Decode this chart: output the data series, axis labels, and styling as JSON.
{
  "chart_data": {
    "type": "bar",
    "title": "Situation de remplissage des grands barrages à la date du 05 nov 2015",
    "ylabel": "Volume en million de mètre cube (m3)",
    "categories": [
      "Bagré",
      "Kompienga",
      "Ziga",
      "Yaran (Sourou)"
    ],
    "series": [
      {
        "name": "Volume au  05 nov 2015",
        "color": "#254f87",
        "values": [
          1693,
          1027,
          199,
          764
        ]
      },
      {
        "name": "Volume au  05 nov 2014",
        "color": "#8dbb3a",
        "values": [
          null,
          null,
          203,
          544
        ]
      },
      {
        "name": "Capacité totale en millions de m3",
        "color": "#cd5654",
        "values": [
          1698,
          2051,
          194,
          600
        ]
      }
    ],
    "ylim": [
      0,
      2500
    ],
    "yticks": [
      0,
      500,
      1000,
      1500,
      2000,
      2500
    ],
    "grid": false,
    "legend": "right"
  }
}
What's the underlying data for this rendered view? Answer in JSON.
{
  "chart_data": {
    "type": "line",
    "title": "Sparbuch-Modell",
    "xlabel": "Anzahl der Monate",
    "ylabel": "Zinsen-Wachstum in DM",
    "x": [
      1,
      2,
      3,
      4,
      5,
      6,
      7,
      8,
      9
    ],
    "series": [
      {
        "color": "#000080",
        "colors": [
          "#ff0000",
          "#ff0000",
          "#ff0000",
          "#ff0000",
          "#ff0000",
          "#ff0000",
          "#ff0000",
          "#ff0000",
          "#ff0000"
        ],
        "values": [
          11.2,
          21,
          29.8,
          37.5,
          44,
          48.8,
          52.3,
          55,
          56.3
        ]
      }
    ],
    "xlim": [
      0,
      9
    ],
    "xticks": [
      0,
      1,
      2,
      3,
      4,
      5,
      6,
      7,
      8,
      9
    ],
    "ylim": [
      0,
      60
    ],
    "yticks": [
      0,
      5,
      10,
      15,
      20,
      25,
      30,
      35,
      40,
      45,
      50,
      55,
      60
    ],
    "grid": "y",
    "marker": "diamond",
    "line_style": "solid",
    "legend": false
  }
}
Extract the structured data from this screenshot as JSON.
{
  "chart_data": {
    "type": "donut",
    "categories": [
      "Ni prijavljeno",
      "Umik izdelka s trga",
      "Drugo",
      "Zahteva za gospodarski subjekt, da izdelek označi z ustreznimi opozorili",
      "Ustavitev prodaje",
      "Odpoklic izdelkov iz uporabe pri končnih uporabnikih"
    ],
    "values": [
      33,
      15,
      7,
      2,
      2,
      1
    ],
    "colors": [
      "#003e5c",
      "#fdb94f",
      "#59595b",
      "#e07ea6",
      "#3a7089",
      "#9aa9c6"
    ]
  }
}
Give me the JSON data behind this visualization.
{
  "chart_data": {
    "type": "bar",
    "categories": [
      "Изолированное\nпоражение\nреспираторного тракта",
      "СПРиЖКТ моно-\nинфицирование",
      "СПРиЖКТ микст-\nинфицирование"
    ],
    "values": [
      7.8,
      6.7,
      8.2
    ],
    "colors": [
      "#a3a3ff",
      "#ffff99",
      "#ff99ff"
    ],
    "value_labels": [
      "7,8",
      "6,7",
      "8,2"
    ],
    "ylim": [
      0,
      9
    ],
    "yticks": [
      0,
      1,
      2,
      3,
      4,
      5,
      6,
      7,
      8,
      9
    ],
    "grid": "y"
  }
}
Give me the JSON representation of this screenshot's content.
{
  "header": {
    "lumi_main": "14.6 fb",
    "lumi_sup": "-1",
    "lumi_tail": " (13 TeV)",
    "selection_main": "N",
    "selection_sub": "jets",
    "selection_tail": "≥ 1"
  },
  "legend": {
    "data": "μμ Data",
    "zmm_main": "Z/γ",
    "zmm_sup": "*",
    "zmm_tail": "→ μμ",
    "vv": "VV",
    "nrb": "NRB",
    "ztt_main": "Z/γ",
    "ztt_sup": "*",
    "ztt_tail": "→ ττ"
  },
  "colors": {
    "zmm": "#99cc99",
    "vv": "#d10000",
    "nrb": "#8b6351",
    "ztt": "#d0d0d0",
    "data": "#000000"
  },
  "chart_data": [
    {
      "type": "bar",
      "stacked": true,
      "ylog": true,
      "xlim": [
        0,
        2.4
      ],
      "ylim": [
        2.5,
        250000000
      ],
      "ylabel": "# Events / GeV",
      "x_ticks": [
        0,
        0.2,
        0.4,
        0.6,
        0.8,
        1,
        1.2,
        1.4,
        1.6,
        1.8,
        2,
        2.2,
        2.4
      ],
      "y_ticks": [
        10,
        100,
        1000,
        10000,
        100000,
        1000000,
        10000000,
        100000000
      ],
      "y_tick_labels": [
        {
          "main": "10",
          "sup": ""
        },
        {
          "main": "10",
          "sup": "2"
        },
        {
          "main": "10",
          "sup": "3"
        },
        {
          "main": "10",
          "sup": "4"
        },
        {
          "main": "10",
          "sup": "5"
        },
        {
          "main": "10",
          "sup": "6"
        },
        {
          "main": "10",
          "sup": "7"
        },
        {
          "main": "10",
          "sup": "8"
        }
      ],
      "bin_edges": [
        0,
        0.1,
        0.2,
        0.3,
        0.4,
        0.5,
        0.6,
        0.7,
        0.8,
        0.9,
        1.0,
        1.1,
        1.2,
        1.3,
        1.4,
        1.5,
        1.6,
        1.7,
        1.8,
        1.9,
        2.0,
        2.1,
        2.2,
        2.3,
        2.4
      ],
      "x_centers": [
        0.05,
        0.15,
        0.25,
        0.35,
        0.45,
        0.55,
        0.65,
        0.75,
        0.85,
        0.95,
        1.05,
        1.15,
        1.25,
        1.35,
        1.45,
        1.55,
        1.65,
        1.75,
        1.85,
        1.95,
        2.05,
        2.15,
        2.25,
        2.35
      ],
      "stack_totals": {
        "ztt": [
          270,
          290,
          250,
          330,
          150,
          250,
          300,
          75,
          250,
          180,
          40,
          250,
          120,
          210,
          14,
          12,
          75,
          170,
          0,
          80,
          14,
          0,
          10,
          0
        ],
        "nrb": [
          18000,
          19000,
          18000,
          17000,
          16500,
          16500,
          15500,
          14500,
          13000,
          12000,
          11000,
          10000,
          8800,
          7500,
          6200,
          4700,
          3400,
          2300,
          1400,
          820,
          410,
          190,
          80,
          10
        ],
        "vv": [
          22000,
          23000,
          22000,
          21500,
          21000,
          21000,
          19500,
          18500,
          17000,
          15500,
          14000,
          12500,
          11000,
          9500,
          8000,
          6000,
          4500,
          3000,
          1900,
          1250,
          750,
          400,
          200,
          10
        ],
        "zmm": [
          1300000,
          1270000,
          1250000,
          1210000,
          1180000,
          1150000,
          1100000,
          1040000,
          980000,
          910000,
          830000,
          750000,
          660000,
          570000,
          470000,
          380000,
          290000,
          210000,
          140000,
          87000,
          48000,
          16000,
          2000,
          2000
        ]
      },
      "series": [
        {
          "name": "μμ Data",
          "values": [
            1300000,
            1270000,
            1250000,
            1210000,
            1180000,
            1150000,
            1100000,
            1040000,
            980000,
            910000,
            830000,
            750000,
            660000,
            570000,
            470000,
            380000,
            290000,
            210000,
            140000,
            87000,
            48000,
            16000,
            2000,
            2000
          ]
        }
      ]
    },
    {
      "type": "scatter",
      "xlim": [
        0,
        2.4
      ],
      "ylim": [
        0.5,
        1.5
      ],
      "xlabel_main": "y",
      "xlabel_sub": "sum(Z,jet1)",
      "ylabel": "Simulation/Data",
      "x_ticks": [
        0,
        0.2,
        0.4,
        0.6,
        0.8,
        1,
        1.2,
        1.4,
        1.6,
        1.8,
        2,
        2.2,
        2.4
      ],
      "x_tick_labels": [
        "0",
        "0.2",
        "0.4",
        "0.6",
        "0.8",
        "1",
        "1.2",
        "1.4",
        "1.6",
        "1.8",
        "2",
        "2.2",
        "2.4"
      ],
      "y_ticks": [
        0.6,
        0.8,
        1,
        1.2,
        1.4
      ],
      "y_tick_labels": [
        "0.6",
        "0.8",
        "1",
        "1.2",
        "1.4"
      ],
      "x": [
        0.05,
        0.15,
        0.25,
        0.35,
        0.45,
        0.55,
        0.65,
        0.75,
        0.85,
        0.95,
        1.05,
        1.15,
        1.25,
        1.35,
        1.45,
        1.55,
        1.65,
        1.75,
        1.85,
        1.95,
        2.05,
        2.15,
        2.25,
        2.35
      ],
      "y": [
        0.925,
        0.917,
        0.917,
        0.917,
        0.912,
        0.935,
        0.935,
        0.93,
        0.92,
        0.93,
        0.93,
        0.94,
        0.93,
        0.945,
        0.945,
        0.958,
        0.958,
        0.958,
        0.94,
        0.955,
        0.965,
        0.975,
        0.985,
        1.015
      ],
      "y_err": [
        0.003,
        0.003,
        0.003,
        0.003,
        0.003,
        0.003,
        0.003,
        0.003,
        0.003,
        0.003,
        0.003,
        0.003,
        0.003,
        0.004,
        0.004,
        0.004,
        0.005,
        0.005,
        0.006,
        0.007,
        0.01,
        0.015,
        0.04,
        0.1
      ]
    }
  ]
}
────────────────────
◆ Required task
Find the lines containing "Volume" and list every one of them.

◆ Full solution
    "ylabel": "Volume en million de mètre cube (m3)",
        "name": "Volume au  05 nov 2015",
        "name": "Volume au  05 nov 2014",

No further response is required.